━━━ EXCERPT ━━━
A month later patch from MS is almost useful in countering these.

MS doesnt sit on critical patches for a month. The worm thats now taking down computers was patched in October. It was released out of cycle and I dont believe there were any (or many) attacks in the wild until recently.

There are some instances where a MS patch was a few days too late, but generally, they are pretty much on top of things. The real issue is people who take their time patching or who never patch.

I figure there would be Mac and Linux users still working

Oh and as far as mac and linux goes. Well, Linux gets cracked all the time. A lot of these malware servers webservers are linux. Mac? Well, 20,000 mac users just got 0wnd yesterday. Its not as cut and dried as you might think.
posted by damn dirty ape at 7:08 AM on January 23, 2009


Best answer: In 1988 a worm did destroy the Internet for a couple of days. So there's your proof of concept. It's a great case study of how people respond to a widespread distributed attack on the Internet. There are several papers written from that time with a lot of insights. The main lesson that stuck with me is that the first thing all the admins did was shut their routers off, severing them from the Internet. Which generally made things worse: their networks were already infected, but now they were cut off from their colleagues who could help them. Telephones don't work nearly as well.

I'd like to believe the Internet infrastructure is more resilient now. It'd be no big thing to hijack several million Windows computers (quietly, so no one notices) and then unleash hell on a single day. But I think most of the obvious attacks on the Internet would be relatively easy to block. Ie: you could DDoS all the DNS servers, but that DDoS traffic will have a pattern and could be filtered. Worst case you could blackhole all residential ISPs to knock out a lot of the zombies while leaving the commercial and technical Internet still operating.

While the Internet itself could probably survive any attack, the follow-on effects could be ugly. It'd be easy enough to break a Windows machine so that it can't be patched online, requiring a re-install from a CD. I think that'd effectively end-of-life a lot of American's home computers. It could also cause a crisis of confidence in the Internet infrastructure with long-ranging consequences for electronic commerce. Worst would be some overreaction on how to fix things, locking down the open net in a futile attempt to protect it.
posted by Nelson at 7:39 AM on January 23, 2009 [2 favorites]


In 1988 a worm did destroy the Internet for a couple of days.
━━━
WORK ITEM:
Continue the forum thread about worm attacks on the Internet, picking up after its final sentence.
━━━ SOURCE INFORMATION ━━━
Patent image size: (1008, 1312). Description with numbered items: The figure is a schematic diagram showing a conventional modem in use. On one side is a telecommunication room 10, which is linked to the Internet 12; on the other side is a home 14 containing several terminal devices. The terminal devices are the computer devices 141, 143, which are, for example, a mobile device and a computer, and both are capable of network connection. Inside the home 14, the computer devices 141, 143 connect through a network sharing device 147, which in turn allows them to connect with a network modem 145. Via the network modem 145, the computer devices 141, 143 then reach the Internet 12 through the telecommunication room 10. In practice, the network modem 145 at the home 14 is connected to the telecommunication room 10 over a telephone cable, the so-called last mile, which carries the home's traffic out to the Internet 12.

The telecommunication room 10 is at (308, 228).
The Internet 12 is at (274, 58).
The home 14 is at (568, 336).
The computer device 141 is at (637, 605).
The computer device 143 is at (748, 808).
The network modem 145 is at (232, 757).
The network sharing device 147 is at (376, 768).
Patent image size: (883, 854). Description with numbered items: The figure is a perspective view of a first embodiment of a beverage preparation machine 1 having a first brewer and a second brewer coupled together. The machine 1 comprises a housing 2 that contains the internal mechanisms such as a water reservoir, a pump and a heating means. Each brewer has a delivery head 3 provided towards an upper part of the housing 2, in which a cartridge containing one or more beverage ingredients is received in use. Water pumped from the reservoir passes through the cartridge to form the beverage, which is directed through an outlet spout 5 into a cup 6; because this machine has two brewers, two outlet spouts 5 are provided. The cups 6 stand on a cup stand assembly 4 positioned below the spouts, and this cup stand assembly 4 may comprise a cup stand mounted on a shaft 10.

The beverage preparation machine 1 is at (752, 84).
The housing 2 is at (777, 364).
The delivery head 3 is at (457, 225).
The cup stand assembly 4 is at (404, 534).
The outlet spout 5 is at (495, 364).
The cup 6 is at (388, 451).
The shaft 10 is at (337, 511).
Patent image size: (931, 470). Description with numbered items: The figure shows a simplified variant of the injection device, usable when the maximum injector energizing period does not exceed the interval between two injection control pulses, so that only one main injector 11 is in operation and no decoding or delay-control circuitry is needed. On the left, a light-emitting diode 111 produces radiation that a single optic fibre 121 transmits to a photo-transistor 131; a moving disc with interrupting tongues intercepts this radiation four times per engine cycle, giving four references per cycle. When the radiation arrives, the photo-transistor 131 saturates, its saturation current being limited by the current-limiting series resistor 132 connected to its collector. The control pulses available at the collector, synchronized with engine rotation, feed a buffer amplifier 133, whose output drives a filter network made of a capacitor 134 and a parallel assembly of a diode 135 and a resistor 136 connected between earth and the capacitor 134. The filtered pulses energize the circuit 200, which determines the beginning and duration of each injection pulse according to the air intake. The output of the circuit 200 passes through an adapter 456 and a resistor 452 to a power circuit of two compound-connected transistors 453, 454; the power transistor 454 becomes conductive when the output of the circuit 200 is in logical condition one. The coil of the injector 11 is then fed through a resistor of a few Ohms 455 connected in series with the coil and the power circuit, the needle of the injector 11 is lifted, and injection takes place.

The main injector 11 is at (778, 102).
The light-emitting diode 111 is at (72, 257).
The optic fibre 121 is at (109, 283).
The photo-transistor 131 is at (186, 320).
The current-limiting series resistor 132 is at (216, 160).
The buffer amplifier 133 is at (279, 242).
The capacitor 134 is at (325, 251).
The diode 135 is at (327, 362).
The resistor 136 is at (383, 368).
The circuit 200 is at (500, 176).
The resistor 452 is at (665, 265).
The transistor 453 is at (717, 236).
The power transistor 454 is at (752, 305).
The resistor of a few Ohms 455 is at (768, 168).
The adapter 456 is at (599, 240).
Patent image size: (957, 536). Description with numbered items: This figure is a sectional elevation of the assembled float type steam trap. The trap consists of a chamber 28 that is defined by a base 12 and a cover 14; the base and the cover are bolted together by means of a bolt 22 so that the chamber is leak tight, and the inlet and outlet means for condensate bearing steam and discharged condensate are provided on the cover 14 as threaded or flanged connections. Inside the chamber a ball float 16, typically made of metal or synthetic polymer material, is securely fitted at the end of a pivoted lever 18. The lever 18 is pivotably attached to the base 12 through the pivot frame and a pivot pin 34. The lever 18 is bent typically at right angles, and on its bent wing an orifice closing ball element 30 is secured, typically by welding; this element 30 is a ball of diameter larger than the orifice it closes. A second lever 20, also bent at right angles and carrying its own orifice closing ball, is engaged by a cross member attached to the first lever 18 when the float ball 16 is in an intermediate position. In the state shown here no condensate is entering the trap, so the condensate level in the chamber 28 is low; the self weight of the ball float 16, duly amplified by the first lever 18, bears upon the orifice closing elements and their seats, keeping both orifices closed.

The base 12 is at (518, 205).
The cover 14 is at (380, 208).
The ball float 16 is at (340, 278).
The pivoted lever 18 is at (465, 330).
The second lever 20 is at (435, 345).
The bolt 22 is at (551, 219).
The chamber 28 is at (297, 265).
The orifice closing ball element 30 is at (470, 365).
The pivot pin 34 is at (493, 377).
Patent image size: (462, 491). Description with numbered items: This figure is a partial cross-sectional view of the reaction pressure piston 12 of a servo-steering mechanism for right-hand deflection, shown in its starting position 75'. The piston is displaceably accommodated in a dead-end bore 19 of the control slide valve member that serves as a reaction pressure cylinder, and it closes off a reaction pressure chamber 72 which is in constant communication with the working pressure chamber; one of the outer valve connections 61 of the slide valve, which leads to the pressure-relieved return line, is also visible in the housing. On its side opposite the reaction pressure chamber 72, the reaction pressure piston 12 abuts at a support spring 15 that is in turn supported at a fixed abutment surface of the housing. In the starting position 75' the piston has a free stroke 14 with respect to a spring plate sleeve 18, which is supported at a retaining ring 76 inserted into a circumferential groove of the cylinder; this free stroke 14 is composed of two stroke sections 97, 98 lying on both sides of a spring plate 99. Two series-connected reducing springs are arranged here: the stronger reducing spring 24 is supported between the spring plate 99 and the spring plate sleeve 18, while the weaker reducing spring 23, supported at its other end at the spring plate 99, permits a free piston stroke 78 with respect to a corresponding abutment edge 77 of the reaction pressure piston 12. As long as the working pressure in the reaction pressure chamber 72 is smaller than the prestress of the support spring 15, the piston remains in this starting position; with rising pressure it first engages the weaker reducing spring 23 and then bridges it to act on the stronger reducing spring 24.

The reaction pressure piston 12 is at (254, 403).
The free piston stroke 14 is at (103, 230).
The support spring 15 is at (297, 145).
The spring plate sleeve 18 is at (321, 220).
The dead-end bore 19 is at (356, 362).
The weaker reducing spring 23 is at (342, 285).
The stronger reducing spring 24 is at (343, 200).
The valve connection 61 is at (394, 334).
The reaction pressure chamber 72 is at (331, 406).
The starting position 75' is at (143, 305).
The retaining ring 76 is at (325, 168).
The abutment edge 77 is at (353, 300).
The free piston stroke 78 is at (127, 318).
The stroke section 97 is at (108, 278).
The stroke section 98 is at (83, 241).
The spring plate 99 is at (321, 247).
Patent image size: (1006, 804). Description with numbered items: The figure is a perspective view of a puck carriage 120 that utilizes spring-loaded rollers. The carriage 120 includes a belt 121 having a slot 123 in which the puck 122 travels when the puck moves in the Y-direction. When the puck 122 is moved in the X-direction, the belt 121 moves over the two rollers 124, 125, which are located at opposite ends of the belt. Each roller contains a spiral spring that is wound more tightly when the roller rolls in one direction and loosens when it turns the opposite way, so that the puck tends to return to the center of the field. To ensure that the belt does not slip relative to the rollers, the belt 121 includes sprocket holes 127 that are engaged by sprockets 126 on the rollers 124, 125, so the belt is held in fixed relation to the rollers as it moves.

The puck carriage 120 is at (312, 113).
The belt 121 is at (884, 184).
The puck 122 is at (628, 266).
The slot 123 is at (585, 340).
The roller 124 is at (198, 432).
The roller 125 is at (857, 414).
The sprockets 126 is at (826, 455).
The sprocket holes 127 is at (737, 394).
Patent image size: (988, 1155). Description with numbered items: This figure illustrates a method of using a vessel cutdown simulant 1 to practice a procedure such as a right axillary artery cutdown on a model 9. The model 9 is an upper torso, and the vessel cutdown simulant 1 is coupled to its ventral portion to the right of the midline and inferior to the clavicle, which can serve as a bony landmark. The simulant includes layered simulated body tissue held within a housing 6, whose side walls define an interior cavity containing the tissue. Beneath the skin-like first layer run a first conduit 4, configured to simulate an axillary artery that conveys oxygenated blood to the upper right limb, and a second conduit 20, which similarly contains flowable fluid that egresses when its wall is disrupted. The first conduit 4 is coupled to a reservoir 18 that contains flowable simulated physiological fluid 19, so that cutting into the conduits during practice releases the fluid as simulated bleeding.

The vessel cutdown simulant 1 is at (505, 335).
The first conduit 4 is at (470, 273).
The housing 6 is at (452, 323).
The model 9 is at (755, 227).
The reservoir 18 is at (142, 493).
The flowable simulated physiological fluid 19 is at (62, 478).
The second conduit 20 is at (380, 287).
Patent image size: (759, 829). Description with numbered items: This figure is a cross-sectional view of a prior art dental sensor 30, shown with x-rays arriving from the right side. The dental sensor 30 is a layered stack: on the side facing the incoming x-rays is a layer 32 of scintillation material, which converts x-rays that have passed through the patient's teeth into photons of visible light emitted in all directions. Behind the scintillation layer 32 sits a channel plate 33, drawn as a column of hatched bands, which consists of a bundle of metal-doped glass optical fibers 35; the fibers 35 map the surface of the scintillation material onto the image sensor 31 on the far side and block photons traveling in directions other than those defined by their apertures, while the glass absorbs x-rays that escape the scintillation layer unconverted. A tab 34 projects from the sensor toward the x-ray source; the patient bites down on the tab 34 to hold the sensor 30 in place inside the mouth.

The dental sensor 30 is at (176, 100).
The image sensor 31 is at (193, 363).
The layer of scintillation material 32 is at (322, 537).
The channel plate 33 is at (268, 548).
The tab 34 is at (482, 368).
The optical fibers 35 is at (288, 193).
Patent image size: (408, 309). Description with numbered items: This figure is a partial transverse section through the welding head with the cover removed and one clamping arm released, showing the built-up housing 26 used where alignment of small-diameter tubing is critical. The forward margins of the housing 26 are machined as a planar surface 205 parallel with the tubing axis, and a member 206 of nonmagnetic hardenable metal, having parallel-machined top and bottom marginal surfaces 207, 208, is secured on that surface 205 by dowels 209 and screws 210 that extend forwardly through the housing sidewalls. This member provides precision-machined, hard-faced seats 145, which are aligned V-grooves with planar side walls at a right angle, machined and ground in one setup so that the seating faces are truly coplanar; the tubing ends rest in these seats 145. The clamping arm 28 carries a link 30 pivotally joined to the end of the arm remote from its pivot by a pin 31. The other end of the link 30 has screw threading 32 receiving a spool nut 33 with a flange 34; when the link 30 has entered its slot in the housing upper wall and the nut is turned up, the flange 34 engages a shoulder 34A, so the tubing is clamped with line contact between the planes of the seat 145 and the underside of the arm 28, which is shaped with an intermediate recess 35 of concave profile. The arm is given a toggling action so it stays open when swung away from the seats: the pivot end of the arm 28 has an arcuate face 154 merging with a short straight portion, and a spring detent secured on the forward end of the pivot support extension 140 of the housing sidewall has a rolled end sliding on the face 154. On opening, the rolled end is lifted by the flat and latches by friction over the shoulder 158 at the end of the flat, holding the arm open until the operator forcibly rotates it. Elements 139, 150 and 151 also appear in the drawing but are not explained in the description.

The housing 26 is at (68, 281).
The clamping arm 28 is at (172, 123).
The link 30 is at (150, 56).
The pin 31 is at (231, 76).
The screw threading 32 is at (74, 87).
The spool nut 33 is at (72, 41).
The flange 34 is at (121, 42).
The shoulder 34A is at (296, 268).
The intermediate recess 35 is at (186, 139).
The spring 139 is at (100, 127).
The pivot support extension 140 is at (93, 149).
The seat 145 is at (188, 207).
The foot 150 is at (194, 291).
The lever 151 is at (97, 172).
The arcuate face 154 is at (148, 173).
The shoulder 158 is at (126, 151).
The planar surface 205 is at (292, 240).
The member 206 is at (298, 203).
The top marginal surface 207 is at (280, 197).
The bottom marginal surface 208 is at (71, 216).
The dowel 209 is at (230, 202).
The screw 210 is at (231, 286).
━━━
EXPECTED ANSWER:
I was there. With professional involvement.
Telephones don't work nearly as well.
They work just fine (esp. in 1988), if you have the magic hard copy sheet of phone numbers.... (we've learned a lot since then).
It'd be easy enough to break a Windows machine so that it can't be patched online, requiring a re-install from a CD.
Windows sucks... from their TCP stack upwards. Standard Windows advice... save your data, re-install, else you're f*ck'd, (yes, I have custom patches from MS for their TCP stack weirdness).
Worst would be some overreaction on how to fix things, locking down the open net in a futile attempt to protect it.
This is why things go on for days instead of being snuffed in the nub, it's data gathering and passing on to MS, Cisco, Juniper... to get things fixed you need information... High end IT is like that, let it go, watch, learn, until you get it... then, nail it down, then cut them off.
posted by zengargoyle at 8:06 AM on January 23, 2009


If you're willing to think of it this way, spamming almost destroyed email.

For a while, so many messages were lost to false-positives by the primitive spam filters of the time that email was threatened to become too unreliable for common use.

If people had given up on email and fallen out of habit of using it, it would have been in its death, and the arrival of Bayesian filters would not have been able to revive it.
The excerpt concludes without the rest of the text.